What you should do: Determine the number of lines in the listing below where the string "充电器未拔" occurs; answer with the number alone.

════════

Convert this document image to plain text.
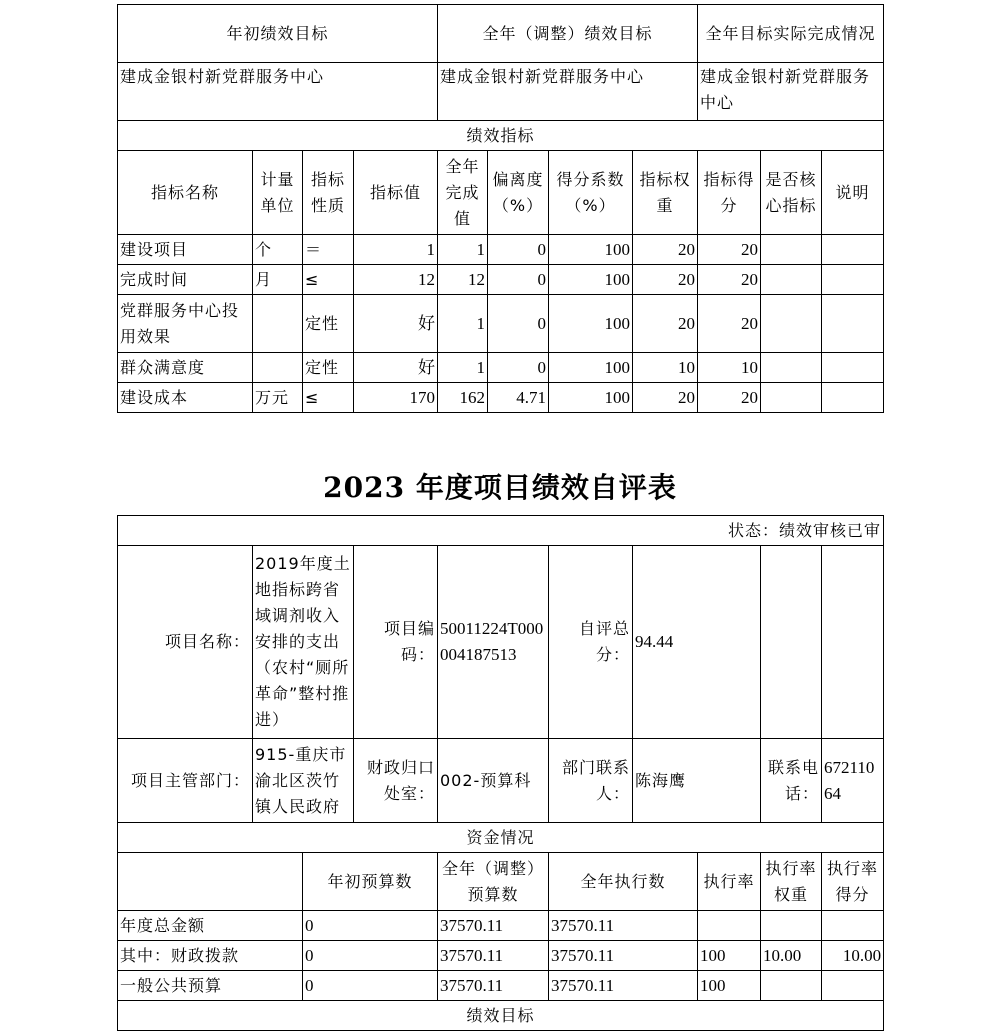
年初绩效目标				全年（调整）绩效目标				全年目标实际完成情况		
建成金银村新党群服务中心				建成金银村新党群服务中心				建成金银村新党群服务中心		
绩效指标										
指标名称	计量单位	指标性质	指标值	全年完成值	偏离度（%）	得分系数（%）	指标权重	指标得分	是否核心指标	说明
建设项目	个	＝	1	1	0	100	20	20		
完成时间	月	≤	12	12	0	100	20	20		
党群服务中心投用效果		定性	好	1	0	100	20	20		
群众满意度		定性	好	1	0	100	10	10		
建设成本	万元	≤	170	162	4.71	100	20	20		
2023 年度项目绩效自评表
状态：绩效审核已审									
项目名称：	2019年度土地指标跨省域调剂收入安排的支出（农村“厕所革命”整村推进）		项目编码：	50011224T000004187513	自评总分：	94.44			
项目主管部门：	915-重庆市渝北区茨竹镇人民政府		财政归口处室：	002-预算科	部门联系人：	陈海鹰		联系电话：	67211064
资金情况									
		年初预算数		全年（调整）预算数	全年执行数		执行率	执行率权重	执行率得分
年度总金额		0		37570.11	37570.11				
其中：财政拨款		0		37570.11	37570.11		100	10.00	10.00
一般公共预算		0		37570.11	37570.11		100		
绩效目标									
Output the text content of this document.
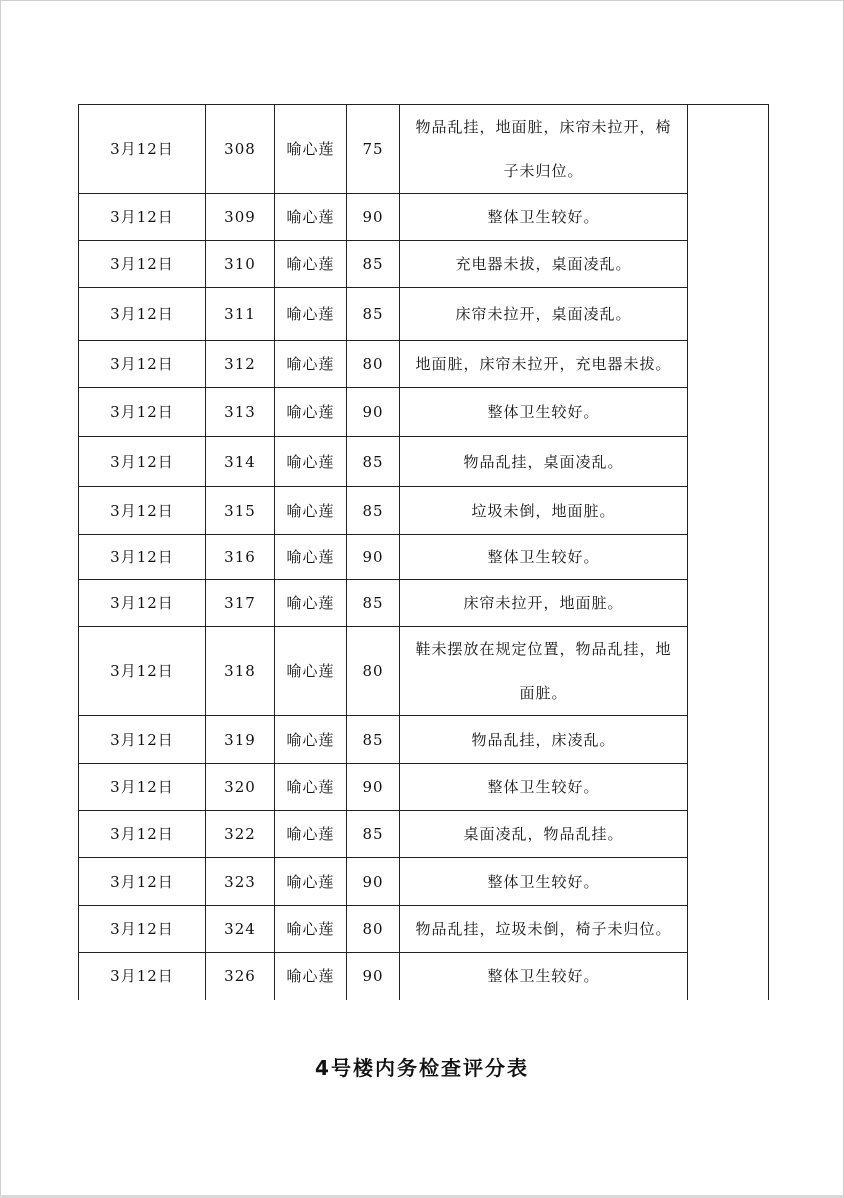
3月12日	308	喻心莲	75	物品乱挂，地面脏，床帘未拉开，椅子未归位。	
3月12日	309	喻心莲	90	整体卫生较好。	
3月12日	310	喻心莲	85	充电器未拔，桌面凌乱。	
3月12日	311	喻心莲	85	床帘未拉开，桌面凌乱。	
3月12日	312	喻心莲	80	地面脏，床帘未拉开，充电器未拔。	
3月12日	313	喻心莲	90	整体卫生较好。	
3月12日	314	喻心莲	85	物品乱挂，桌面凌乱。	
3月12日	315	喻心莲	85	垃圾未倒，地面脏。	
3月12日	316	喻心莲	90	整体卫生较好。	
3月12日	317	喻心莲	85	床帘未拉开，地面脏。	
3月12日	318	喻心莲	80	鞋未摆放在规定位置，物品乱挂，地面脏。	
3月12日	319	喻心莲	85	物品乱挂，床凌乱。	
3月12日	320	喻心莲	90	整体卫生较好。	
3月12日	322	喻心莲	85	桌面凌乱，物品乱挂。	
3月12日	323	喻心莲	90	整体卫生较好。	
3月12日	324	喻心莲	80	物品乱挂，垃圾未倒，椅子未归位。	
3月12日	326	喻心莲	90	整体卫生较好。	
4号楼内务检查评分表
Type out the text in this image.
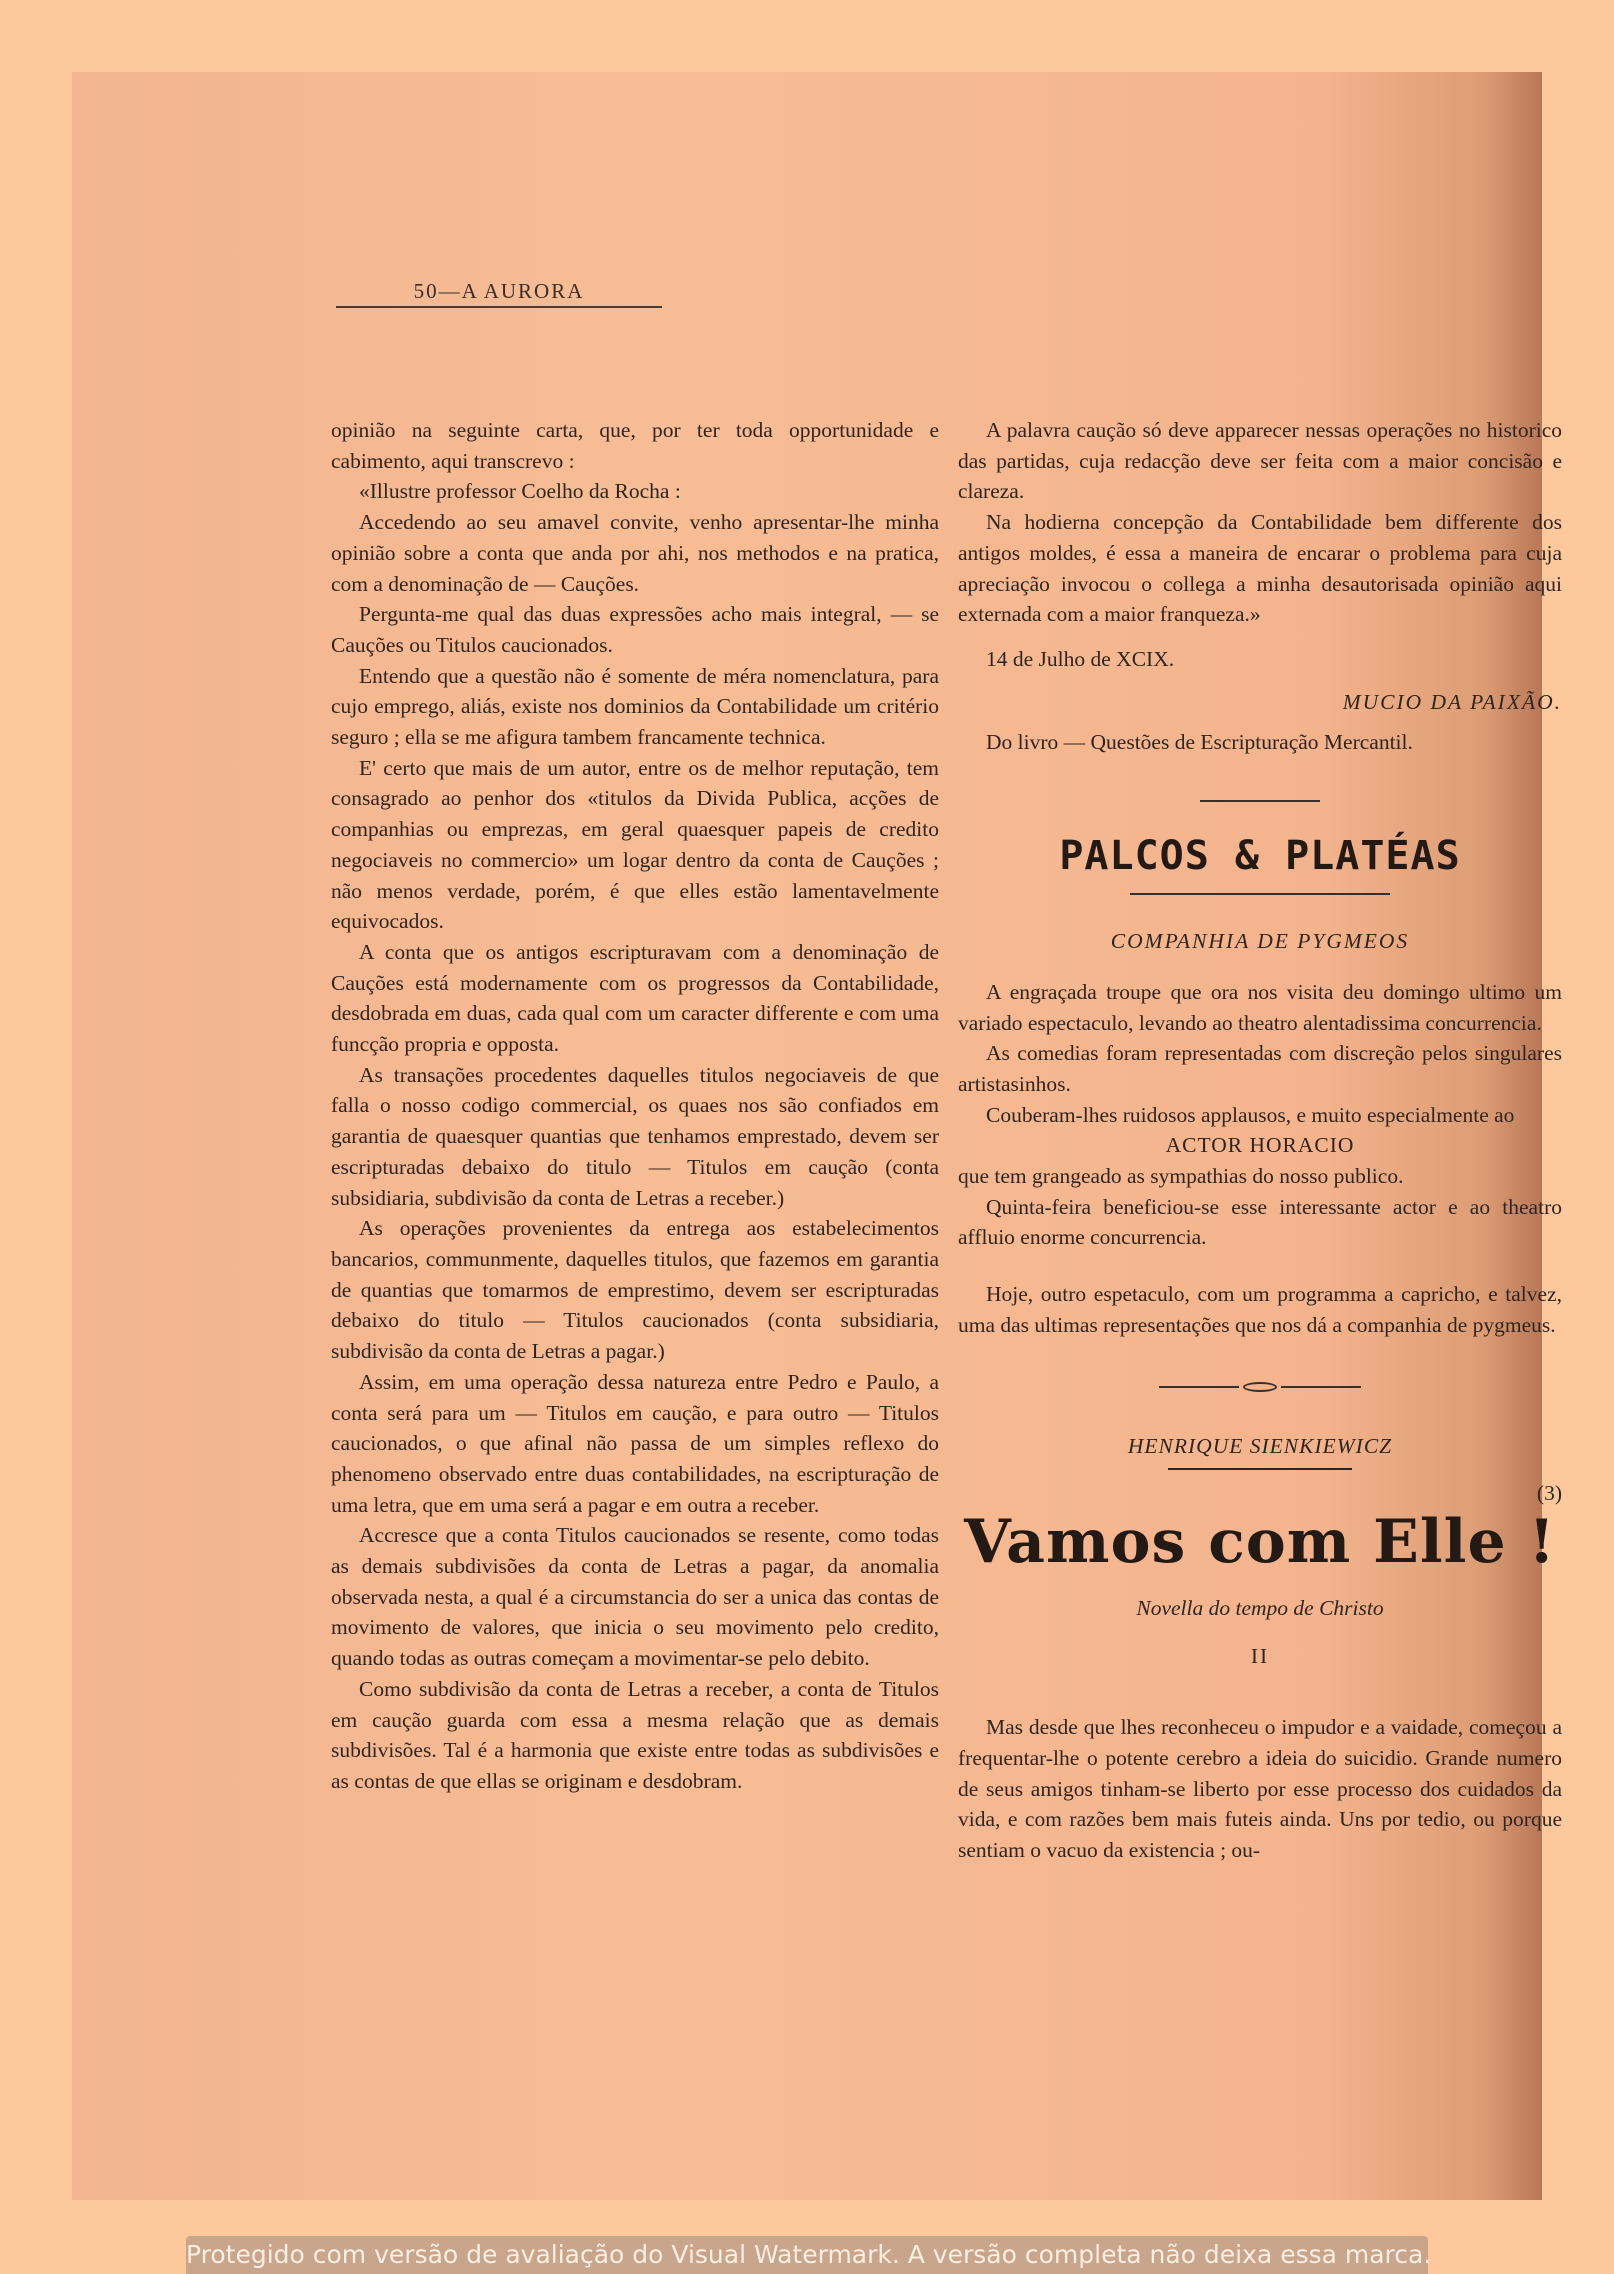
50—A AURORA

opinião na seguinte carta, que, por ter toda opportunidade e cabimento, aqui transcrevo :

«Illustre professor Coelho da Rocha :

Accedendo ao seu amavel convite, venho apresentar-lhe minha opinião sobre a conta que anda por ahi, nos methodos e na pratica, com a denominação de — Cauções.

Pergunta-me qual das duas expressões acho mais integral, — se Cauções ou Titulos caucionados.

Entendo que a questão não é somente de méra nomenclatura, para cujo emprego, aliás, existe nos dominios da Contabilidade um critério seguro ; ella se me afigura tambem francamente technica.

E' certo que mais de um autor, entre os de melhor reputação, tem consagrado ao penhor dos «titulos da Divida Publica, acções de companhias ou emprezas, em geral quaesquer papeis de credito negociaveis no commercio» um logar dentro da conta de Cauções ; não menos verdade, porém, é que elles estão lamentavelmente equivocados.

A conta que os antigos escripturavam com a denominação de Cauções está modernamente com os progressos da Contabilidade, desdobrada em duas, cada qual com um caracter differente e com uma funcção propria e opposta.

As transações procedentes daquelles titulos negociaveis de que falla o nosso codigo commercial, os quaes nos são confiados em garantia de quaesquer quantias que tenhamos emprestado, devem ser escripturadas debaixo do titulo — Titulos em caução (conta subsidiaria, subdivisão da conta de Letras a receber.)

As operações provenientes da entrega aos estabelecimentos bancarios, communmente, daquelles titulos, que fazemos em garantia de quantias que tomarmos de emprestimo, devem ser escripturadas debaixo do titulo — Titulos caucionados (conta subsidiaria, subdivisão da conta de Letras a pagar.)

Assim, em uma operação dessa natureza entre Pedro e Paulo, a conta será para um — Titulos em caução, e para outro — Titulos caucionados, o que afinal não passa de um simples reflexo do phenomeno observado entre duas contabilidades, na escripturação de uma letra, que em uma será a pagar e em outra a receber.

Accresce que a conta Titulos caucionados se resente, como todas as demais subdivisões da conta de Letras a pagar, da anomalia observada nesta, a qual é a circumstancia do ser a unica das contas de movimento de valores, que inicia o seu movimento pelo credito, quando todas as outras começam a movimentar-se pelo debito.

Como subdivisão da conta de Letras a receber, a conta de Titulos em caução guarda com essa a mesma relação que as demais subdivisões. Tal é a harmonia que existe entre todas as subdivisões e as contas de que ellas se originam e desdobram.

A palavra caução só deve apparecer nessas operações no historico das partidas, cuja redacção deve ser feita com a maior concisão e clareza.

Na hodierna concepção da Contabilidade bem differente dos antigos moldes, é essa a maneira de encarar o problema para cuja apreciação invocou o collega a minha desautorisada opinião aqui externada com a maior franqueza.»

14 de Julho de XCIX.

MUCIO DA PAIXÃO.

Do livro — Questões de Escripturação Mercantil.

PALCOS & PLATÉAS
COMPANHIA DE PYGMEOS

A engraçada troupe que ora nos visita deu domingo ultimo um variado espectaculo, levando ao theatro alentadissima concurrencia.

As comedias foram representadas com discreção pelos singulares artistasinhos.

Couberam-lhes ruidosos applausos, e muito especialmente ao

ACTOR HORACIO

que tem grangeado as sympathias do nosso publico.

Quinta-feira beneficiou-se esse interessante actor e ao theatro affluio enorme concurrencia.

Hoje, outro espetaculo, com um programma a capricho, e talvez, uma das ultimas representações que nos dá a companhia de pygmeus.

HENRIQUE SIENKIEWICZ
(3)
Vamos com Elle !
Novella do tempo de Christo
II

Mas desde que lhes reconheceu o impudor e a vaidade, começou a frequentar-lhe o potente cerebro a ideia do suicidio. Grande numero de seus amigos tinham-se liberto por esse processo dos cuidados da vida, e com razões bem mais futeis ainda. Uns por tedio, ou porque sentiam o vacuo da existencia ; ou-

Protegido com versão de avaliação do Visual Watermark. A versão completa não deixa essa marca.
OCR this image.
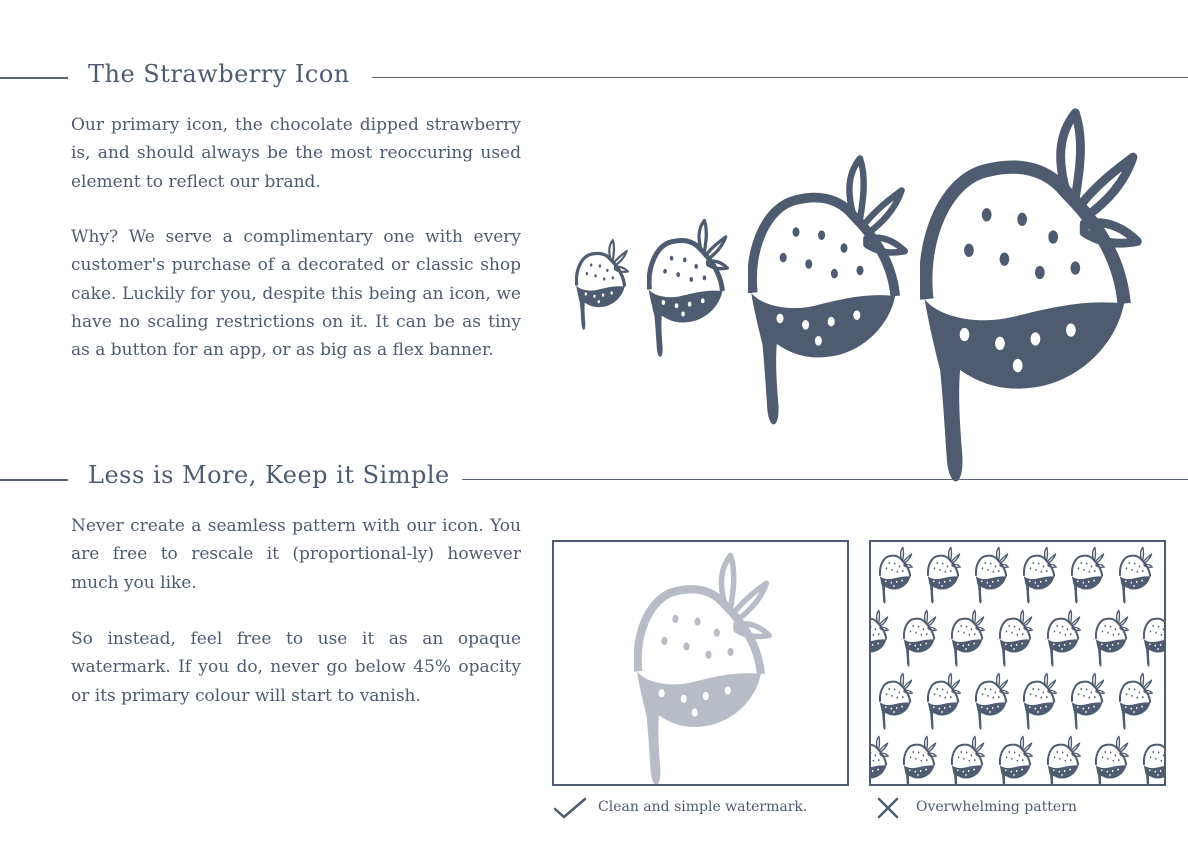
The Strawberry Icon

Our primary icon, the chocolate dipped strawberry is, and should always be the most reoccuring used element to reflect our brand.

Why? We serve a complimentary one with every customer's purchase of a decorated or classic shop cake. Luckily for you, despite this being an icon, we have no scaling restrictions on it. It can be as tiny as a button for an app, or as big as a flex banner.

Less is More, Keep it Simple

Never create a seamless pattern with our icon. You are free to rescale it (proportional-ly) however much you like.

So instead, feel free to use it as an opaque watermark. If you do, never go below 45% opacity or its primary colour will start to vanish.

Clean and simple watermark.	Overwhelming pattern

════════

Finished task: 2